• **Exercise details**: Can you repeat the passage on the Niseko sightings, starting with "Another proposal involves" and going on through "grooming on Annupuri.", but swap "light pollution" for "artificial glare"?

Through the 1970s and 1980s, similar accounts accumulated. Forestry workers, ryokan staff, JR rail crews on the line through Kutchan, and dairy farmers in the basin all contributed reports. A 1979 letter to the Hokkaido Shimbun described a “rotating chain of lights, like a wheel turned on its edge, the colours moving along the rim,” visible from the writer’s farmhouse for nearly an hour. The wheel, the writer added, did not rise or fall; it appeared to spin in place a thousand metres above the summit before fading without trace.

The Niseko Boom

The 2000s saw Niseko become an internationally known ski destination, and with the influx of foreign visitors came a corresponding increase in reports. Australian, Singaporean, and European skiers, many unaware of the older lore, began posting accounts and occasional photographs to social media. The visual descriptions remained remarkably consistent: a curved or jointed arc of distinct points of light, primarily in the green-blue-violet end of the spectrum, sometimes accompanied by a single brighter red anchor at one end.

Photographic and video evidence has been mixed. Some images plausibly show lenticular clouds illuminated by alpenglow or by the resort’s high-powered piste lighting. Others show what appear to be distinct point sources whose apparent altitude and parallax do not match conventional explanations. None of the photographs has survived rigorous independent analysis, but the geographic and temporal clustering of reports is suggestive.

Proposed Explanations

Several conventional mechanisms have been proposed. The leading candidates are upper-atmospheric optical phenomena, including circumzenithal arcs, sun pillars, and the rare lower-tangent arcs that can appear over high cold mountains in winter. Hokkaido’s combination of dry continental air, ice crystals, and steep relief produces some of the world’s best conditions for halo phenomena. A 2011 paper in the Journal of the Meteorological Society of Japan attributed several Yotei reports to ice-crystal arcs.

Another proposal involves Niseko’s own light pollution. The resort’s lifts, hotels, and grooming machinery operate through the night during peak season, and the basin’s frequent low cloud and fog can refract and amplify these sources in counterintuitive ways. Skeptical investigators have noted that several photographed “rainbow arcs” coincide with periods of heavy nighttime grooming on Annupuri.

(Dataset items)
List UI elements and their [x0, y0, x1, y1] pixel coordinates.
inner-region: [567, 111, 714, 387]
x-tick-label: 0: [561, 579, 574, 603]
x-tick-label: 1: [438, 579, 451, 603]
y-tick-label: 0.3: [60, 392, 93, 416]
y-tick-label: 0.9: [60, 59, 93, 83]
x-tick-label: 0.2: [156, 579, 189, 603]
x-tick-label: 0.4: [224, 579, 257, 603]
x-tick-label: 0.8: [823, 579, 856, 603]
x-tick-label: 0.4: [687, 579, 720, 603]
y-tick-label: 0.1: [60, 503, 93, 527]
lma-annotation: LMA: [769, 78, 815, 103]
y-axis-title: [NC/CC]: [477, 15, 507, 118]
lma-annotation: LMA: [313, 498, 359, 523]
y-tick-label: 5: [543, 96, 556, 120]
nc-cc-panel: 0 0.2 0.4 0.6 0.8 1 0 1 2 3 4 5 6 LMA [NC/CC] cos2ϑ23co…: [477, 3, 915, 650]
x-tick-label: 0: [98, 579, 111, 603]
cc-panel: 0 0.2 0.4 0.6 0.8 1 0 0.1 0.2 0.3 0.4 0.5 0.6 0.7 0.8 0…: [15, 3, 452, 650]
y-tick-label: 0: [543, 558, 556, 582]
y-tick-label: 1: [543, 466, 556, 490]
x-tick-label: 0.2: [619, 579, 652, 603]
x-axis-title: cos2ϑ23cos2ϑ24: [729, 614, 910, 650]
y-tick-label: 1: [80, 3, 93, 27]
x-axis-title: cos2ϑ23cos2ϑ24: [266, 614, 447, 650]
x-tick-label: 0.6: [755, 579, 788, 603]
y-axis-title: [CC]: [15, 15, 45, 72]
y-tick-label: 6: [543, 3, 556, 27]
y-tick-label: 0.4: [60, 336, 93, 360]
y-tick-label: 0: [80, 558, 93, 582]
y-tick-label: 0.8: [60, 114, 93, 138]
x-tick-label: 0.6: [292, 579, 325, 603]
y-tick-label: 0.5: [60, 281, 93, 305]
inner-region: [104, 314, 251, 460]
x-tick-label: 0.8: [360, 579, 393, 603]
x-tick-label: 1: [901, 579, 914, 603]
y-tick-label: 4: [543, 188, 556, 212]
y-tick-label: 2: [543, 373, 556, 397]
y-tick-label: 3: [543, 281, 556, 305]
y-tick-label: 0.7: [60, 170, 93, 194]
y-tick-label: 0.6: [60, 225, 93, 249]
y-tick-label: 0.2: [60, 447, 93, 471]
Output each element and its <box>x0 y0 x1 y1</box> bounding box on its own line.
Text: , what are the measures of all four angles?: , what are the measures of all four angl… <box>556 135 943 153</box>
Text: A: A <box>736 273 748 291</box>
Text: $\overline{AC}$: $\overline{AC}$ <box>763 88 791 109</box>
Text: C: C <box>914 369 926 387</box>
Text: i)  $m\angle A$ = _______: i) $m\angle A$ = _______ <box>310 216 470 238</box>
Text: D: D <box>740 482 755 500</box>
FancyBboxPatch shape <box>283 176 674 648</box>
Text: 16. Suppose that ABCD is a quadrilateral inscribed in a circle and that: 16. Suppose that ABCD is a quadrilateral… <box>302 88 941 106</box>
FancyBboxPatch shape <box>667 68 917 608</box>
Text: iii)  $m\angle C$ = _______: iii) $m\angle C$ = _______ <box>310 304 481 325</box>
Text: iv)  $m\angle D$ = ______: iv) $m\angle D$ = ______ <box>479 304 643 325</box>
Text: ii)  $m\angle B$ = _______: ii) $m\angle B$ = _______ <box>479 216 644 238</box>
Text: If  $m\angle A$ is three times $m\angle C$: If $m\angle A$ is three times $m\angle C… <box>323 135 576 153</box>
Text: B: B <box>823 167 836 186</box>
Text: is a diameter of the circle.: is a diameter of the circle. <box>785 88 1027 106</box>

• **Worked solution**:
Another proposal involves Niseko’s own artificial glare. The resort’s lifts, hotels, and grooming machinery operate through the night during peak season, and the basin’s frequent low cloud and fog can refract and amplify these sources in counterintuitive ways. Skeptical investigators have noted that several photographed “rainbow arcs” coincide with periods of heavy nighttime grooming on Annupuri.